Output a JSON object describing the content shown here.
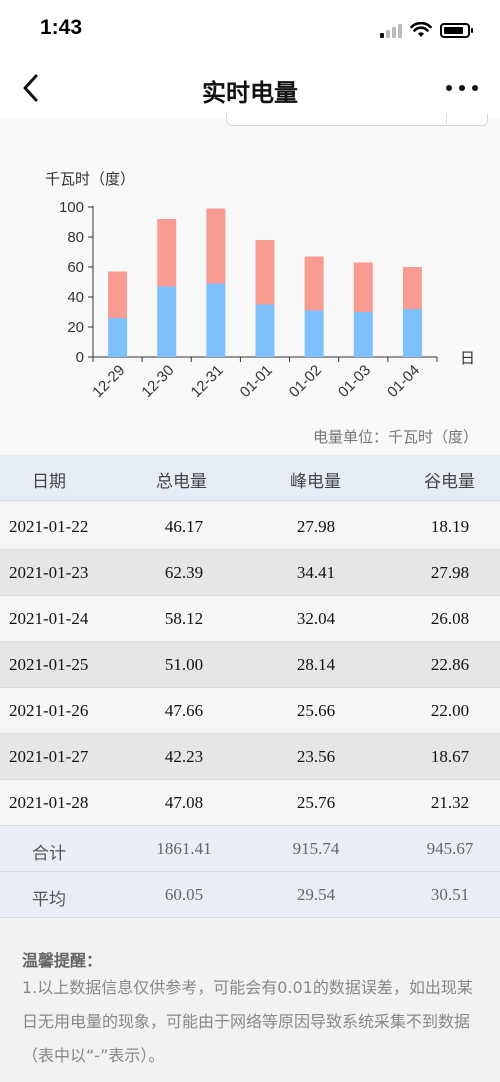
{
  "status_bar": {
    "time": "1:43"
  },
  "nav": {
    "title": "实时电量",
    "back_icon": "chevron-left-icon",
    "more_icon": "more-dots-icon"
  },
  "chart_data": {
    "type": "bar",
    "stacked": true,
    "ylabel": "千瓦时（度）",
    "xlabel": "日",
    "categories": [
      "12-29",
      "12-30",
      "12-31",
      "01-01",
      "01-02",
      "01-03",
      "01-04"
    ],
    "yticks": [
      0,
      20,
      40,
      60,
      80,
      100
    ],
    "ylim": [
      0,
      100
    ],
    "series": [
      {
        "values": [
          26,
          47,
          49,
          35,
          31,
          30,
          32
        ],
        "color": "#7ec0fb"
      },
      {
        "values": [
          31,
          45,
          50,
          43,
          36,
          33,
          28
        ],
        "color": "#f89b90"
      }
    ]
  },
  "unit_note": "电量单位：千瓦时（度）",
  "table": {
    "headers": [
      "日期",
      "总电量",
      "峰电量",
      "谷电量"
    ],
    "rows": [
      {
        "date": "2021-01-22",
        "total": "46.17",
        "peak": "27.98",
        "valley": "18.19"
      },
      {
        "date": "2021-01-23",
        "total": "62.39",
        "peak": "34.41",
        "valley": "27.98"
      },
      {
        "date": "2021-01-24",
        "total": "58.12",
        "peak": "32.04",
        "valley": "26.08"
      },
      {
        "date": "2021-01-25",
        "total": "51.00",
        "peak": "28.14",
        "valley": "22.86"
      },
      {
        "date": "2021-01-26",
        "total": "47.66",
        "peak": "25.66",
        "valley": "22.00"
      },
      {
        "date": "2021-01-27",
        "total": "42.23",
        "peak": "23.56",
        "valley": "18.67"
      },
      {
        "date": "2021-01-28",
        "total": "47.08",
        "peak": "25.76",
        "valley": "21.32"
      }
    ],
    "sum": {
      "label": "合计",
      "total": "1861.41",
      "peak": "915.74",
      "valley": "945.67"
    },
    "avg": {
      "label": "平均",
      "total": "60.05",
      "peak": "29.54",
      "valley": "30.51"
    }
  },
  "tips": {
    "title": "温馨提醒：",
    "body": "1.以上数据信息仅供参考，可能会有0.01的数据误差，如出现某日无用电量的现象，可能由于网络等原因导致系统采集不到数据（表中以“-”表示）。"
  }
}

+++

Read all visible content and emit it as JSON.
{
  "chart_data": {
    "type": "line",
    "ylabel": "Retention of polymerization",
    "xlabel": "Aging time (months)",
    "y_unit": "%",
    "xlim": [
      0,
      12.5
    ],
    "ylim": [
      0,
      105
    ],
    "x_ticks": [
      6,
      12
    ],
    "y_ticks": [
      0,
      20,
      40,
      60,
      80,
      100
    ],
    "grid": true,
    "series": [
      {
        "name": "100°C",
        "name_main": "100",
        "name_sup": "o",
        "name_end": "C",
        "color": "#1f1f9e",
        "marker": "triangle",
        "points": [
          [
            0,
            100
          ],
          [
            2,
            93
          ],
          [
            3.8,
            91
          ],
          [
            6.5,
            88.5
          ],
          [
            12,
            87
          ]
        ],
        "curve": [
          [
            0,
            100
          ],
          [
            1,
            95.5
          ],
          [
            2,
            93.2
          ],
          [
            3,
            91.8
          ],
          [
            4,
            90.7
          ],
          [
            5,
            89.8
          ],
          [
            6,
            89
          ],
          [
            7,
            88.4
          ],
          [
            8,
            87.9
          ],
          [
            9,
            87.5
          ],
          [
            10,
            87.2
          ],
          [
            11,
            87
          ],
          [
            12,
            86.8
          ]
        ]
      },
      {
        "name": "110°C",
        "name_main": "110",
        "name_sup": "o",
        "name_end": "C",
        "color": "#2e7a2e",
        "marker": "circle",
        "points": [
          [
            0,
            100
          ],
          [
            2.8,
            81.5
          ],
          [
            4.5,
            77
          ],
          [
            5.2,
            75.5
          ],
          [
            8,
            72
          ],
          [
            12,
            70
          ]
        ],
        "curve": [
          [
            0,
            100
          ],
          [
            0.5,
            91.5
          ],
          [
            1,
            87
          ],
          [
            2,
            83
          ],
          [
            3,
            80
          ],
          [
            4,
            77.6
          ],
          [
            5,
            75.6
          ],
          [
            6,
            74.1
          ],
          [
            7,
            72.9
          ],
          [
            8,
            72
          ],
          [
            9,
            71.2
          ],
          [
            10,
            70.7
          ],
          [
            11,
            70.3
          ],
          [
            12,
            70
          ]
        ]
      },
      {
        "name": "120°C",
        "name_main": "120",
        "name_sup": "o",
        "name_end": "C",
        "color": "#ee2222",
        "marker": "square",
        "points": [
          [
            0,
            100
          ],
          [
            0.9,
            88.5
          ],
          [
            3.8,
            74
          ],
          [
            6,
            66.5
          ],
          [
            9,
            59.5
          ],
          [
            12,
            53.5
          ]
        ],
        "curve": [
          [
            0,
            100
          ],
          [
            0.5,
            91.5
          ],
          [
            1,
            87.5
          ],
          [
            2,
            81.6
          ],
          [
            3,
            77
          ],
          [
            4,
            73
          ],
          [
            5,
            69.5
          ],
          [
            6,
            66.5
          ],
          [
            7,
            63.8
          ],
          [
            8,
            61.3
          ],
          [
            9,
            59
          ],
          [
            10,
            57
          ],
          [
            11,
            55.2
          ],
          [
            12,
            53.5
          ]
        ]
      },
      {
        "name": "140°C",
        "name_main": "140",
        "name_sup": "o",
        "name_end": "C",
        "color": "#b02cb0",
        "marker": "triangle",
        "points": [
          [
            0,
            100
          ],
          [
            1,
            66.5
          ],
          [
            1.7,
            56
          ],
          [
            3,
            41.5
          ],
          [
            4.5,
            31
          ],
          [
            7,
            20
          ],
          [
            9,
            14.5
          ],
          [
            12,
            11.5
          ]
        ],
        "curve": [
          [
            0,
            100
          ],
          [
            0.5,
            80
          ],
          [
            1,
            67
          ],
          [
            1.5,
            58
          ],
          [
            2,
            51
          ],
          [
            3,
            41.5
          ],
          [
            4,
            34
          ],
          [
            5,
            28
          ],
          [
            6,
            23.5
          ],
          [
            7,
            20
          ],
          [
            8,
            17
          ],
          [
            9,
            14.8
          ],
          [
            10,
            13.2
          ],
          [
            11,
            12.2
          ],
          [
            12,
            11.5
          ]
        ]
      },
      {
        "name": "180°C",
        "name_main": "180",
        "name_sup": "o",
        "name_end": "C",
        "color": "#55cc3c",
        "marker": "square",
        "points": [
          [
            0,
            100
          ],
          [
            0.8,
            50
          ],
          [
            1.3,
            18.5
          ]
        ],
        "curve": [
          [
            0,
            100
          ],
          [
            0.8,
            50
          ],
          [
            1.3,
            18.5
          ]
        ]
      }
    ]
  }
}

+++

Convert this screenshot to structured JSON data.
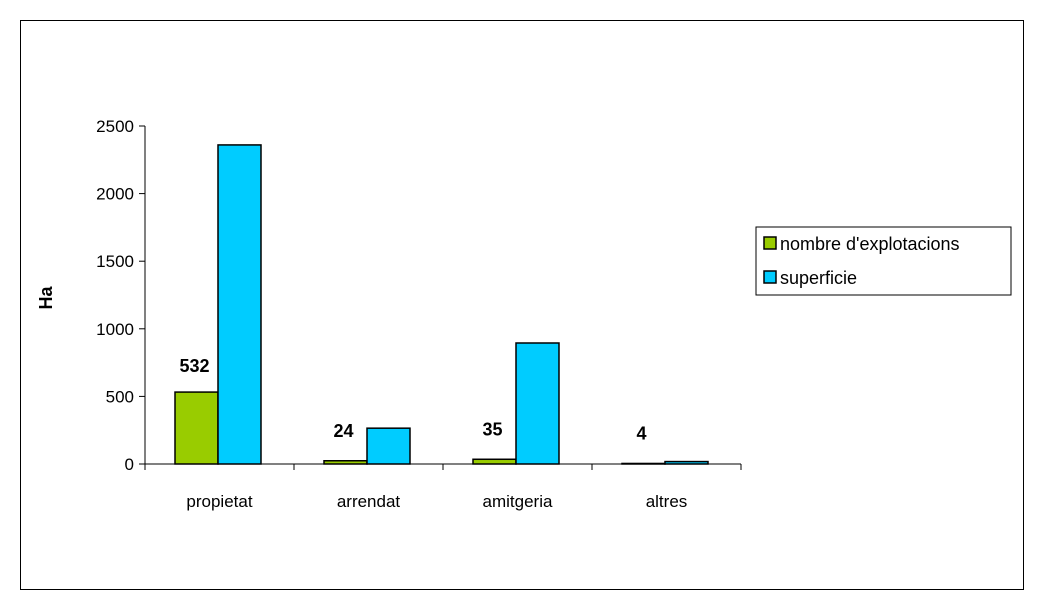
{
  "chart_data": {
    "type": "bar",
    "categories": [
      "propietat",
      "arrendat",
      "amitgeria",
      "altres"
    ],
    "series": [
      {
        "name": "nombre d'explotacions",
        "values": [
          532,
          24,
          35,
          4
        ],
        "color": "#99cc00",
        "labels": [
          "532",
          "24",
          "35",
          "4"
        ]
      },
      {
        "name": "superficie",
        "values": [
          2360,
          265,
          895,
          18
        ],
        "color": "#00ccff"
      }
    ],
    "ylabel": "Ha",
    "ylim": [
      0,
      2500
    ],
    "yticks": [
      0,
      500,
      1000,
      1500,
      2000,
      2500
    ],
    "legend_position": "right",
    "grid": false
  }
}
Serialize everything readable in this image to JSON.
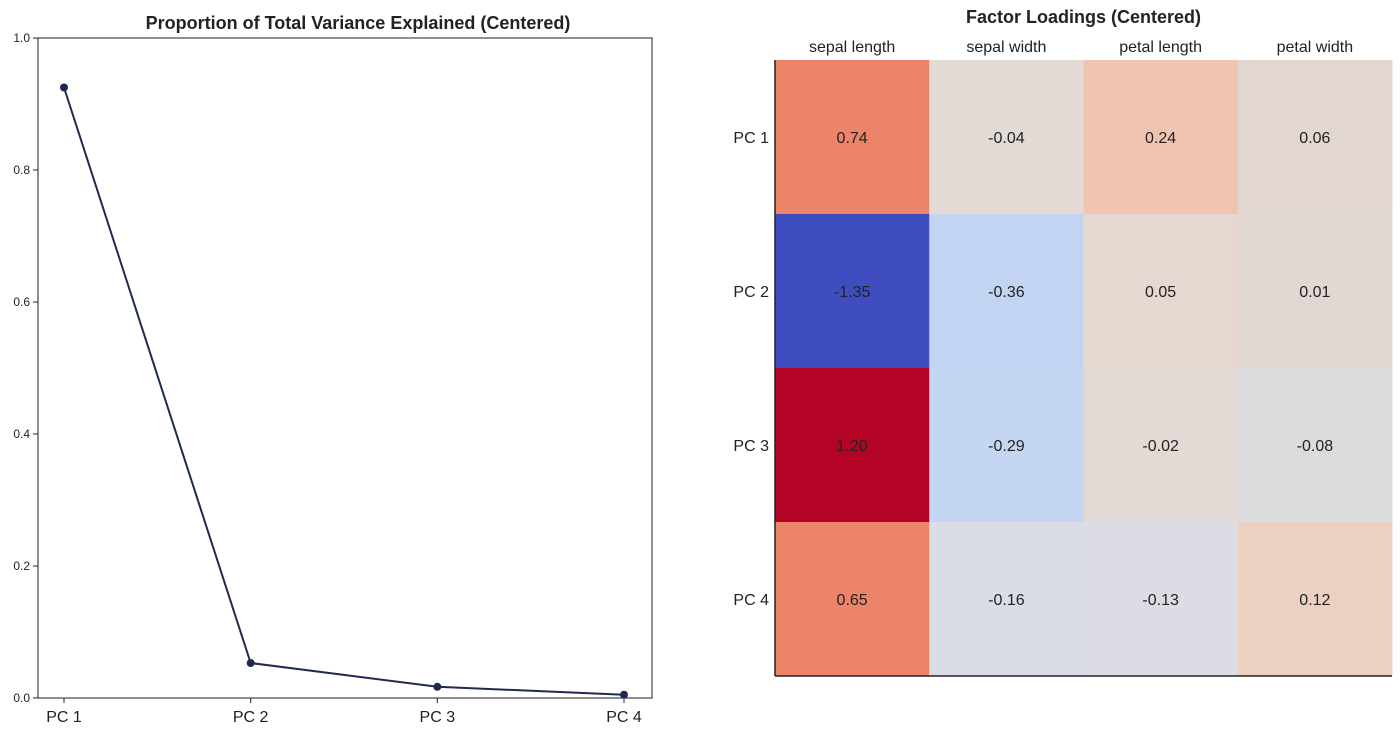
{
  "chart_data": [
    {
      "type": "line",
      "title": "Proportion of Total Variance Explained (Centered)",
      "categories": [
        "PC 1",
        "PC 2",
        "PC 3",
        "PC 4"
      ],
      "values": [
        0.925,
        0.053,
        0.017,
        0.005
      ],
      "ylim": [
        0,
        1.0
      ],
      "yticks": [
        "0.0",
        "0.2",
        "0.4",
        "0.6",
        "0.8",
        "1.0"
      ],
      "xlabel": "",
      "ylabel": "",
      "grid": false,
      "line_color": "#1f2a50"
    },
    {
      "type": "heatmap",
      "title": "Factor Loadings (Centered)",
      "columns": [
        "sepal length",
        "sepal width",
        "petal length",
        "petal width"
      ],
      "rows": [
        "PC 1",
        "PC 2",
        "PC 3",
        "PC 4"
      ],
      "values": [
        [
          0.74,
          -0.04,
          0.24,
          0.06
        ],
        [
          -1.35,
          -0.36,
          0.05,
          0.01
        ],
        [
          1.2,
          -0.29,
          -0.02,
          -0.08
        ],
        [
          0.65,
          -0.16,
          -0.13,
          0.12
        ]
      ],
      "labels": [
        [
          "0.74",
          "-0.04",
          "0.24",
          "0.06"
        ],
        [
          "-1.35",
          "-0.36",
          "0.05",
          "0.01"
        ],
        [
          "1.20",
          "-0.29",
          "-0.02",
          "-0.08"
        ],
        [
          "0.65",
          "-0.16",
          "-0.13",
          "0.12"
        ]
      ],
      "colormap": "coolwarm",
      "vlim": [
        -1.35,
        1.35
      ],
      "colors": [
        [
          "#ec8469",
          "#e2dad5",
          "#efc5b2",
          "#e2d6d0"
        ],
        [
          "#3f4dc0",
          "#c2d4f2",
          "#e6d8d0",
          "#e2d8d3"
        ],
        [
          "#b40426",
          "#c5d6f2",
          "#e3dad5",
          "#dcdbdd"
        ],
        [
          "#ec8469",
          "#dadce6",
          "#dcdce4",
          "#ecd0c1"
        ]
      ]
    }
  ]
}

+++

**The exercise**.
Find how many lines in the records contain the string "type", then give the number alone.

**Expected answer**.
5